■ Goal
Without the pictures, reproduce the records that follow exactly.

───── Provided material ─────

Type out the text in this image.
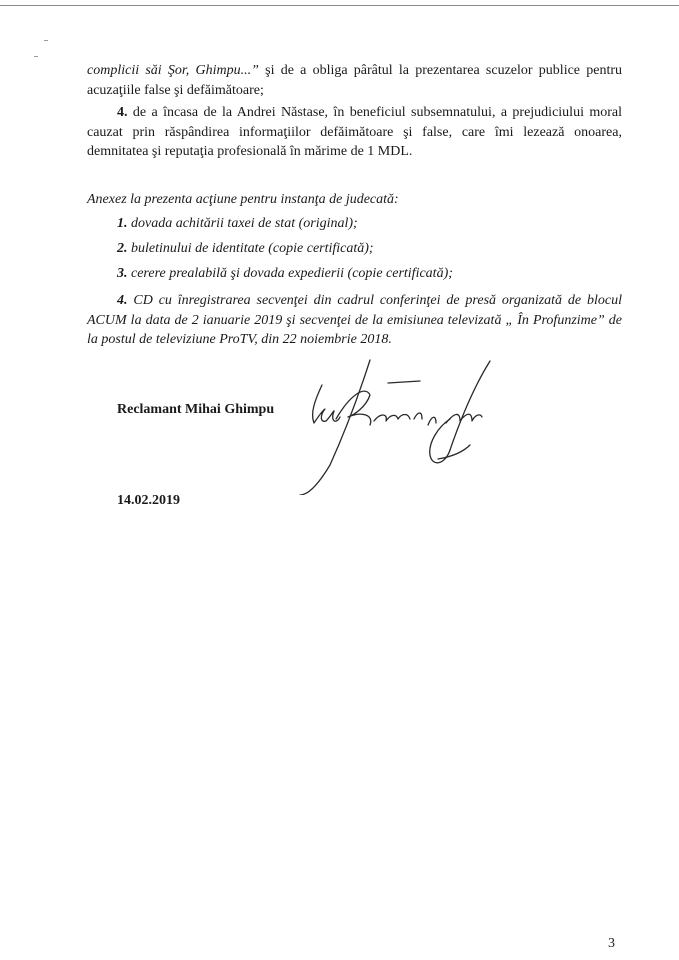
complicii săi Şor, Ghimpu...” şi de a obliga pârâtul la prezentarea scuzelor publice pentru acuzaţiile false şi defăimătoare;

4. de a încasa de la Andrei Năstase, în beneficiul subsemnatului, a prejudiciului moral cauzat prin răspândirea informaţiilor defăimătoare şi false, care îmi lezează onoarea, demnitatea şi reputaţia profesională în mărime de 1 MDL.

Anexez la prezenta acţiune pentru instanţa de judecată:
1. dovada achitării taxei de stat (original);
2. buletinului de identitate (copie certificată);
3. cerere prealabilă şi dovada expedierii (copie certificată);
4. CD cu înregistrarea secvenţei din cadrul conferinţei de presă organizată de blocul ACUM la data de 2 ianuarie 2019 şi secvenţei de la emisiunea televizată „ În Profunzime” de la postul de televiziune ProTV, din 22 noiembrie 2018.
Reclamant Mihai Ghimpu
14.02.2019
3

─────

■ Response
Type out the text in this image.
complicii săi Şor, Ghimpu...” şi de a obliga pârâtul la prezentarea scuzelor publice pentru acuzaţiile false şi defăimătoare;

4. de a încasa de la Andrei Năstase, în beneficiul subsemnatului, a prejudiciului moral cauzat prin răspândirea informaţiilor defăimătoare şi false, care îmi lezează onoarea, demnitatea şi reputaţia profesională în mărime de 1 MDL.

Anexez la prezenta acţiune pentru instanţa de judecată:
1. dovada achitării taxei de stat (original);
2. buletinului de identitate (copie certificată);
3. cerere prealabilă şi dovada expedierii (copie certificată);
4. CD cu înregistrarea secvenţei din cadrul conferinţei de presă organizată de blocul ACUM la data de 2 ianuarie 2019 şi secvenţei de la emisiunea televizată „ În Profunzime” de la postul de televiziune ProTV, din 22 noiembrie 2018.
Reclamant Mihai Ghimpu
14.02.2019
3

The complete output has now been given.